## Exercise instructions
Show each line of the data below that has the string "Gaoxuan" in it.

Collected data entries
▼▼▼

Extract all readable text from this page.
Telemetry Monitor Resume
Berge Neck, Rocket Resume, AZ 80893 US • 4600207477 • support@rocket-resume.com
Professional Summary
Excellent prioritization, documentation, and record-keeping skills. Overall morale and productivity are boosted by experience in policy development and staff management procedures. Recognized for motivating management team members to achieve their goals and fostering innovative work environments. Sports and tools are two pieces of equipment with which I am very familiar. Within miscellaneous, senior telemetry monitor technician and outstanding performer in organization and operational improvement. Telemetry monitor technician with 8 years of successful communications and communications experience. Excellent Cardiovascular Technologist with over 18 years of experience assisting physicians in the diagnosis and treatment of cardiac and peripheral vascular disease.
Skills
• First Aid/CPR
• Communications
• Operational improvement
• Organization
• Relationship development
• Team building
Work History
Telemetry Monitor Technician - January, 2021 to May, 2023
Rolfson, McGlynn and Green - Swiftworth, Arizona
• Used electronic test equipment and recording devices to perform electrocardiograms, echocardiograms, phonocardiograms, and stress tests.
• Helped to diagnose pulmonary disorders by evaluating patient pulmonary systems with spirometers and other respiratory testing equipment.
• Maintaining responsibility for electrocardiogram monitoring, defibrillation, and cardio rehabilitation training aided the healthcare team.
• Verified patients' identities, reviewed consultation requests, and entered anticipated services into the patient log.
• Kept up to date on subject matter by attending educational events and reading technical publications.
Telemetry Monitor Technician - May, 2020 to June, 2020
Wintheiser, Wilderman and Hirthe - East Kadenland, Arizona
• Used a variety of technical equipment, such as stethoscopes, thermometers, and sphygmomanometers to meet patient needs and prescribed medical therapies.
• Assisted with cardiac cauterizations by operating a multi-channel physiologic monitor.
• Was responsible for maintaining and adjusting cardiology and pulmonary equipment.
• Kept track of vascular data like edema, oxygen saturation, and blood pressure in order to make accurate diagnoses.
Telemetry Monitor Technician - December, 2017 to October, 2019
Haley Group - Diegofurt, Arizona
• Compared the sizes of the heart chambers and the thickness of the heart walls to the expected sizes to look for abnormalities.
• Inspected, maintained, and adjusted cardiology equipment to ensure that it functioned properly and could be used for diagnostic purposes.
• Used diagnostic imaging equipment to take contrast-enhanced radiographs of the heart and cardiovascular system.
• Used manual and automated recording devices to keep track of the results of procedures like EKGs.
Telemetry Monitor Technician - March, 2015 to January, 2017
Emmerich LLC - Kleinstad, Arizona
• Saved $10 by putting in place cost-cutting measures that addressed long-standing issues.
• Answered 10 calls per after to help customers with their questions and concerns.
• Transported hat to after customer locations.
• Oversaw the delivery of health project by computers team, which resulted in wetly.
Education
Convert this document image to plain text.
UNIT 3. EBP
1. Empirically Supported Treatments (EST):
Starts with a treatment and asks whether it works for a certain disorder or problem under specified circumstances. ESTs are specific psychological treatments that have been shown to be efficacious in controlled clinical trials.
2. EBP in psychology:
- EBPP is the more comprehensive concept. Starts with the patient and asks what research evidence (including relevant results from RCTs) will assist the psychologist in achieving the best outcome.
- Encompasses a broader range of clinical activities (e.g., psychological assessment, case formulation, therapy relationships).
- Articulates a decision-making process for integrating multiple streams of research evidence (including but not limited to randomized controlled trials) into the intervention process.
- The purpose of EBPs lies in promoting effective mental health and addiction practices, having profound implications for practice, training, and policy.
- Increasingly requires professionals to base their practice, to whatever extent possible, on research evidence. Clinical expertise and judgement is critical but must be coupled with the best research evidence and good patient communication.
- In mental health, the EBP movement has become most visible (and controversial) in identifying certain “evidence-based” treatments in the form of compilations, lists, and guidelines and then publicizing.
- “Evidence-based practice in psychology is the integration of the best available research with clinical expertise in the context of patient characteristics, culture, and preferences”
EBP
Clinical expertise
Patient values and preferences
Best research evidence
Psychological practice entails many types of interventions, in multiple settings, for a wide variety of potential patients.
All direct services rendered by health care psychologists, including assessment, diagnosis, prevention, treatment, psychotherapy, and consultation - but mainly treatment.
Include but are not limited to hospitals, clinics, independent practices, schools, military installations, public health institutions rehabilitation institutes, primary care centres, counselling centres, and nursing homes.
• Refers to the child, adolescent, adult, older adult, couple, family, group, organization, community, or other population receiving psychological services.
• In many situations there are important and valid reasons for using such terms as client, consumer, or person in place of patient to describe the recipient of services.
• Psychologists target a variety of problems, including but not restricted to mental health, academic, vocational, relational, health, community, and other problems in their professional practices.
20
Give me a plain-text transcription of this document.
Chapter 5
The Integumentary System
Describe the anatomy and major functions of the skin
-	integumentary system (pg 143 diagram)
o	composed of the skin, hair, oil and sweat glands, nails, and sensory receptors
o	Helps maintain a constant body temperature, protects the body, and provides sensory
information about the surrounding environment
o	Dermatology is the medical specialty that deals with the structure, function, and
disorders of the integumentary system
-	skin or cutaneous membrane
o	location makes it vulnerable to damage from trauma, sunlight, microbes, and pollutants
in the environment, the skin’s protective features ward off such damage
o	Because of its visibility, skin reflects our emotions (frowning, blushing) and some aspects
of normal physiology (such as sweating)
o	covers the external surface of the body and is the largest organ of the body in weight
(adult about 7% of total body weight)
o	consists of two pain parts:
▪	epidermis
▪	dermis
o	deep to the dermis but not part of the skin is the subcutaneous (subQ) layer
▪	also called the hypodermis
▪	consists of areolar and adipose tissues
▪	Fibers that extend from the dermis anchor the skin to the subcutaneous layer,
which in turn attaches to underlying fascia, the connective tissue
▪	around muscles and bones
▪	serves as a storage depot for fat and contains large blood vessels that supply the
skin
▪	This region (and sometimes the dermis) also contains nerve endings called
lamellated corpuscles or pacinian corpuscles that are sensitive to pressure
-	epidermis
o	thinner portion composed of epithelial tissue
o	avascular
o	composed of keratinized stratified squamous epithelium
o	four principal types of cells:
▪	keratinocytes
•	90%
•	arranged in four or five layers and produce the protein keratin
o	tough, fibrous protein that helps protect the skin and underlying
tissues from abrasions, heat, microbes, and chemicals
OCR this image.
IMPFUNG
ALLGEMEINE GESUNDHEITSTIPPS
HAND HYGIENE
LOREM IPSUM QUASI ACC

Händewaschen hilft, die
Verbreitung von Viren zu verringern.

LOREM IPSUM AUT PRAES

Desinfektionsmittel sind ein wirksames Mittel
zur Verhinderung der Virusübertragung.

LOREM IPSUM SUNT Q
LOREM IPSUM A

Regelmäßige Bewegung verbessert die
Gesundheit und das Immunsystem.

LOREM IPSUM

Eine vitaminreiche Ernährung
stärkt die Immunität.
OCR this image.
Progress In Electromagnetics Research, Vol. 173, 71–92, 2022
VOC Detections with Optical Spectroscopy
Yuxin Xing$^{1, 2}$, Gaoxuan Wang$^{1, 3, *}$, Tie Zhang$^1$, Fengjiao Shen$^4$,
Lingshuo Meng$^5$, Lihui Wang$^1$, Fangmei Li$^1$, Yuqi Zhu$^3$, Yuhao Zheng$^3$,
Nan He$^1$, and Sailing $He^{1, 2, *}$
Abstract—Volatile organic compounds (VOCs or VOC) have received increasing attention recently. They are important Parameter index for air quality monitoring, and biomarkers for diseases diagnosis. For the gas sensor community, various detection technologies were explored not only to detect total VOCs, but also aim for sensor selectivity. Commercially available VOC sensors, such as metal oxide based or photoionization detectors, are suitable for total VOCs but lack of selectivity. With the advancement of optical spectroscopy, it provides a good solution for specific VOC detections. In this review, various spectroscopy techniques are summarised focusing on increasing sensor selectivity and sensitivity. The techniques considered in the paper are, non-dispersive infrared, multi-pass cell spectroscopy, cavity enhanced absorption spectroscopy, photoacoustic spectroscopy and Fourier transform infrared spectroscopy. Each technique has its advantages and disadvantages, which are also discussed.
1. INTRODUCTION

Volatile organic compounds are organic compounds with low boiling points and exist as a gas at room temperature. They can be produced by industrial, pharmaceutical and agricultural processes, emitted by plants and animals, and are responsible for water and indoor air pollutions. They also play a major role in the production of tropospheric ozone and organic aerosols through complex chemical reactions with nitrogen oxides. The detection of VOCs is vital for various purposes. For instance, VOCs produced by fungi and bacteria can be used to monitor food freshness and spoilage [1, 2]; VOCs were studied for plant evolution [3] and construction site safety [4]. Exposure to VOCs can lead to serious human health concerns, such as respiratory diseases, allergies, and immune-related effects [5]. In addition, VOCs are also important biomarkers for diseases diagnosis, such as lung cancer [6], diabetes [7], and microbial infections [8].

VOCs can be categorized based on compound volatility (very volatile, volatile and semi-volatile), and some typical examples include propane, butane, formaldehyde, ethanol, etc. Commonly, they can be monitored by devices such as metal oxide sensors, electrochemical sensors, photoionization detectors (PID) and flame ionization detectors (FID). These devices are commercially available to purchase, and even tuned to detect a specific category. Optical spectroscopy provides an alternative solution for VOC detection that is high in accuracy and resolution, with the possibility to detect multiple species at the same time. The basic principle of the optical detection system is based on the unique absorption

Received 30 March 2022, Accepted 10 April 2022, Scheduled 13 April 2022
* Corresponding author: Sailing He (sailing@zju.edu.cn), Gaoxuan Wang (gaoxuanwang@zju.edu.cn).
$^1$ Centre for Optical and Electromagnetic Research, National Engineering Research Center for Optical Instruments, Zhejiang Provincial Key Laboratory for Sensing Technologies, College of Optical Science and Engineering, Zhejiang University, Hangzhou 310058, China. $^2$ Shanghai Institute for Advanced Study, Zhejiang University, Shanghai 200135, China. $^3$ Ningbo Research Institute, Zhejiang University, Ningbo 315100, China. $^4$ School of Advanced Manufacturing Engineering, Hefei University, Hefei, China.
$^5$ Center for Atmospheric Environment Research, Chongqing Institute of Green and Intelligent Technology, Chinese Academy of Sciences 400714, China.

▲▲▲

## Written response
Yuxin Xing$^{1, 2}$, Gaoxuan Wang$^{1, 3, *}$, Tie Zhang$^1$, Fengjiao Shen$^4$,
* Corresponding author: Sailing He (sailing@zju.edu.cn), Gaoxuan Wang (gaoxuanwang@zju.edu.cn).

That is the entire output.